**Task to complete:** Pick out each line with the word "name" from the material that follows.

═════ Supplied data ═════

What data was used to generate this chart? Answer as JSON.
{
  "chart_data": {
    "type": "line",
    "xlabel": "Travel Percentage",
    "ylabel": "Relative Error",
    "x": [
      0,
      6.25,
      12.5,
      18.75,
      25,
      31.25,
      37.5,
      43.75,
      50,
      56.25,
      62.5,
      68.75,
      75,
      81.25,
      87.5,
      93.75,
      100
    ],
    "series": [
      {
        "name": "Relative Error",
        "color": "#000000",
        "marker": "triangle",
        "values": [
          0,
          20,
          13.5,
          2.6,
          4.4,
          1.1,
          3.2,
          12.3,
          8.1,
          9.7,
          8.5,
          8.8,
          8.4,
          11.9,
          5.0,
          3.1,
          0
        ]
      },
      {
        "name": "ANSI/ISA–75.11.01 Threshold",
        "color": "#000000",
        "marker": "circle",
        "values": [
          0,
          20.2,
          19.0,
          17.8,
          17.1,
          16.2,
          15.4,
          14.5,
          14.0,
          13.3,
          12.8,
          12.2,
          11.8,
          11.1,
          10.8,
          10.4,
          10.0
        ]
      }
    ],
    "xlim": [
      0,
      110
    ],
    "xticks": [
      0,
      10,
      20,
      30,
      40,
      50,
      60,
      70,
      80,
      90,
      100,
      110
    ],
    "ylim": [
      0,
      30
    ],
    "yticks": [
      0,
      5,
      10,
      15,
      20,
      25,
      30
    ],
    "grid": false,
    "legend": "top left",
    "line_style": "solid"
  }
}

═════

**Exercise answer:**
        "name": "Relative Error",
        "name": "ANSI/ISA–75.11.01 Threshold",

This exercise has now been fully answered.